──────── Material ────────
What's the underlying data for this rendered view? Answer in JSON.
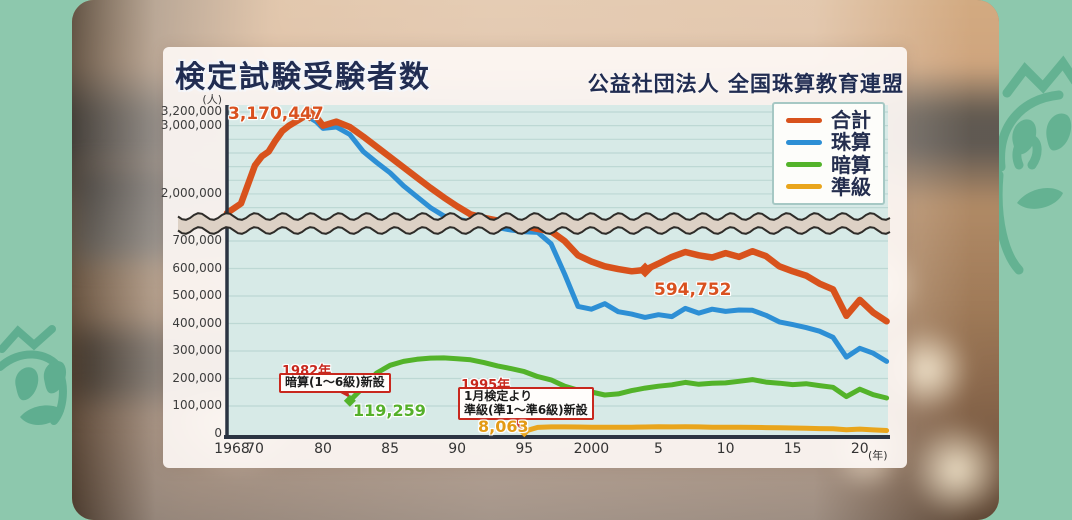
{
  "header": {
    "title": "検定試験受験者数",
    "org": "公益社団法人 全国珠算教育連盟"
  },
  "colors": {
    "total": "#d8521c",
    "shuzan": "#2d8fd5",
    "anzan": "#53b32a",
    "junkyu": "#e9a51c",
    "frame_teal": "#8dc8ad",
    "doodle_teal": "#64b292",
    "plot_bg": "#d7eae7",
    "grid": "#bdd8d4",
    "axis": "#2b3442",
    "band_fill": "#ddd1c5",
    "band_stroke": "#2e2c29"
  },
  "legend": [
    {
      "label": "合計",
      "color": "#d8521c"
    },
    {
      "label": "珠算",
      "color": "#2d8fd5"
    },
    {
      "label": "暗算",
      "color": "#53b32a"
    },
    {
      "label": "準級",
      "color": "#e9a51c"
    }
  ],
  "axes": {
    "y_unit": "(人)",
    "x_unit": "(年)",
    "y_top_ticks": [
      {
        "value": 3200000,
        "label": "3,200,000"
      },
      {
        "value": 3000000,
        "label": "3,000,000"
      },
      {
        "value": 2000000,
        "label": "2,000,000"
      }
    ],
    "y_bottom_ticks": [
      {
        "value": 700000,
        "label": "700,000"
      },
      {
        "value": 600000,
        "label": "600,000"
      },
      {
        "value": 500000,
        "label": "500,000"
      },
      {
        "value": 400000,
        "label": "400,000"
      },
      {
        "value": 300000,
        "label": "300,000"
      },
      {
        "value": 200000,
        "label": "200,000"
      },
      {
        "value": 100000,
        "label": "100,000"
      },
      {
        "value": 0,
        "label": "0"
      }
    ],
    "x_ticks": [
      {
        "year": 1968,
        "label": "1968"
      },
      {
        "year": 1970,
        "label": "70"
      },
      {
        "year": 1980,
        "label": "80"
      },
      {
        "year": 1985,
        "label": "85"
      },
      {
        "year": 1990,
        "label": "90"
      },
      {
        "year": 1995,
        "label": "95"
      },
      {
        "year": 2000,
        "label": "2000"
      },
      {
        "year": 2005,
        "label": "5"
      },
      {
        "year": 2010,
        "label": "10"
      },
      {
        "year": 2015,
        "label": "15"
      },
      {
        "year": 2020,
        "label": "20"
      }
    ]
  },
  "annotations": {
    "peak": {
      "label": "3,170,447"
    },
    "total_2004": {
      "label": "594,752"
    },
    "anzan_start": {
      "year": "1982年",
      "box": "暗算(1〜6級)新設",
      "value_label": "119,259"
    },
    "junkyu_start": {
      "year": "1995年",
      "line1": "1月検定より",
      "line2": "準級(準1〜準6級)新設",
      "value_label": "8,063"
    }
  },
  "chart_data": {
    "type": "line",
    "title": "検定試験受験者数",
    "y_unit": "人",
    "x_unit": "年",
    "x_range": [
      1968,
      2022
    ],
    "y_axis_break": {
      "lower_max": 730000,
      "upper_min": 1950000
    },
    "grid": true,
    "legend_position": "top-right",
    "callouts": [
      {
        "series": "合計",
        "year": 1978,
        "value": 3170447,
        "label": "3,170,447"
      },
      {
        "series": "合計",
        "year": 2004,
        "value": 594752,
        "label": "594,752"
      },
      {
        "series": "暗算",
        "year": 1982,
        "value": 119259,
        "label": "119,259",
        "note": "1982年 暗算(1〜6級)新設"
      },
      {
        "series": "準級",
        "year": 1995,
        "value": 8063,
        "label": "8,063",
        "note": "1995年 1月検定より準級(準1〜準6級)新設"
      }
    ],
    "series": [
      {
        "name": "珠算",
        "color": "#2d8fd5",
        "width": 5,
        "points": [
          [
            1978,
            3120000
          ],
          [
            1979,
            3060000
          ],
          [
            1980,
            2960000
          ],
          [
            1981,
            2980000
          ],
          [
            1982,
            2870000
          ],
          [
            1983,
            2620000
          ],
          [
            1984,
            2460000
          ],
          [
            1985,
            2310000
          ],
          [
            1986,
            2120000
          ],
          [
            1987,
            1960000
          ],
          [
            1988,
            1800000
          ],
          [
            1989,
            1650000
          ],
          [
            1990,
            1490000
          ],
          [
            1991,
            1330000
          ],
          [
            1992,
            1170000
          ],
          [
            1993,
            1020000
          ],
          [
            1994,
            890000
          ],
          [
            1995,
            800000
          ],
          [
            1996,
            760000
          ],
          [
            1997,
            690000
          ],
          [
            1998,
            580000
          ],
          [
            1999,
            462000
          ],
          [
            2000,
            452000
          ],
          [
            2001,
            472000
          ],
          [
            2002,
            443000
          ],
          [
            2003,
            434000
          ],
          [
            2004,
            422000
          ],
          [
            2005,
            432000
          ],
          [
            2006,
            425000
          ],
          [
            2007,
            455000
          ],
          [
            2008,
            438000
          ],
          [
            2009,
            452000
          ],
          [
            2010,
            444000
          ],
          [
            2011,
            449000
          ],
          [
            2012,
            448000
          ],
          [
            2013,
            430000
          ],
          [
            2014,
            406000
          ],
          [
            2015,
            396000
          ],
          [
            2016,
            385000
          ],
          [
            2017,
            372000
          ],
          [
            2018,
            350000
          ],
          [
            2019,
            278000
          ],
          [
            2020,
            310000
          ],
          [
            2021,
            292000
          ],
          [
            2022,
            262000
          ]
        ]
      },
      {
        "name": "暗算",
        "color": "#53b32a",
        "width": 5,
        "points": [
          [
            1982,
            119259
          ],
          [
            1983,
            168000
          ],
          [
            1984,
            220000
          ],
          [
            1985,
            248000
          ],
          [
            1986,
            262000
          ],
          [
            1987,
            270000
          ],
          [
            1988,
            274000
          ],
          [
            1989,
            275000
          ],
          [
            1990,
            272000
          ],
          [
            1991,
            268000
          ],
          [
            1992,
            258000
          ],
          [
            1993,
            246000
          ],
          [
            1994,
            236000
          ],
          [
            1995,
            225000
          ],
          [
            1996,
            207000
          ],
          [
            1997,
            195000
          ],
          [
            1998,
            172000
          ],
          [
            1999,
            158000
          ],
          [
            2000,
            151000
          ],
          [
            2001,
            140000
          ],
          [
            2002,
            144000
          ],
          [
            2003,
            156000
          ],
          [
            2004,
            165000
          ],
          [
            2005,
            172000
          ],
          [
            2006,
            177000
          ],
          [
            2007,
            186000
          ],
          [
            2008,
            179000
          ],
          [
            2009,
            183000
          ],
          [
            2010,
            184000
          ],
          [
            2011,
            190000
          ],
          [
            2012,
            196000
          ],
          [
            2013,
            187000
          ],
          [
            2014,
            183000
          ],
          [
            2015,
            178000
          ],
          [
            2016,
            181000
          ],
          [
            2017,
            174000
          ],
          [
            2018,
            168000
          ],
          [
            2019,
            134000
          ],
          [
            2020,
            161000
          ],
          [
            2021,
            141000
          ],
          [
            2022,
            129000
          ]
        ]
      },
      {
        "name": "準級",
        "color": "#e9a51c",
        "width": 5,
        "points": [
          [
            1995,
            8063
          ],
          [
            1996,
            22000
          ],
          [
            1997,
            24000
          ],
          [
            1998,
            24000
          ],
          [
            1999,
            23500
          ],
          [
            2000,
            23000
          ],
          [
            2001,
            22500
          ],
          [
            2002,
            22500
          ],
          [
            2003,
            23000
          ],
          [
            2004,
            23500
          ],
          [
            2005,
            24500
          ],
          [
            2006,
            24000
          ],
          [
            2007,
            24500
          ],
          [
            2008,
            24000
          ],
          [
            2009,
            23000
          ],
          [
            2010,
            23000
          ],
          [
            2011,
            22500
          ],
          [
            2012,
            22000
          ],
          [
            2013,
            21500
          ],
          [
            2014,
            21000
          ],
          [
            2015,
            20000
          ],
          [
            2016,
            19000
          ],
          [
            2017,
            18000
          ],
          [
            2018,
            17000
          ],
          [
            2019,
            13500
          ],
          [
            2020,
            16000
          ],
          [
            2021,
            13000
          ],
          [
            2022,
            11000
          ]
        ]
      },
      {
        "name": "合計",
        "color": "#d8521c",
        "width": 6.5,
        "points": [
          [
            1968,
            1720000
          ],
          [
            1969,
            1860000
          ],
          [
            1970,
            2420000
          ],
          [
            1971,
            2550000
          ],
          [
            1972,
            2620000
          ],
          [
            1973,
            2780000
          ],
          [
            1974,
            2920000
          ],
          [
            1975,
            3000000
          ],
          [
            1976,
            3060000
          ],
          [
            1977,
            3120000
          ],
          [
            1978,
            3170447
          ],
          [
            1979,
            3130000
          ],
          [
            1980,
            3000000
          ],
          [
            1981,
            3060000
          ],
          [
            1982,
            2980000
          ],
          [
            1983,
            2840000
          ],
          [
            1984,
            2690000
          ],
          [
            1985,
            2540000
          ],
          [
            1986,
            2390000
          ],
          [
            1987,
            2240000
          ],
          [
            1988,
            2090000
          ],
          [
            1989,
            1950000
          ],
          [
            1990,
            1820000
          ],
          [
            1991,
            1700000
          ],
          [
            1992,
            1550000
          ],
          [
            1993,
            1400000
          ],
          [
            1994,
            1250000
          ],
          [
            1995,
            1100000
          ],
          [
            1996,
            950000
          ],
          [
            1997,
            820000
          ],
          [
            1998,
            700000
          ],
          [
            1999,
            648000
          ],
          [
            2000,
            625000
          ],
          [
            2001,
            608000
          ],
          [
            2002,
            598000
          ],
          [
            2003,
            590000
          ],
          [
            2004,
            594752
          ],
          [
            2005,
            618000
          ],
          [
            2006,
            642000
          ],
          [
            2007,
            660000
          ],
          [
            2008,
            648000
          ],
          [
            2009,
            640000
          ],
          [
            2010,
            656000
          ],
          [
            2011,
            642000
          ],
          [
            2012,
            663000
          ],
          [
            2013,
            645000
          ],
          [
            2014,
            608000
          ],
          [
            2015,
            590000
          ],
          [
            2016,
            574000
          ],
          [
            2017,
            545000
          ],
          [
            2018,
            524000
          ],
          [
            2019,
            428000
          ],
          [
            2020,
            486000
          ],
          [
            2021,
            440000
          ],
          [
            2022,
            408000
          ]
        ]
      }
    ]
  }
}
────────
Stated problem: Check each line of the records for the string "note" and state how many lines contain it. Give only the number.

Complete response: 2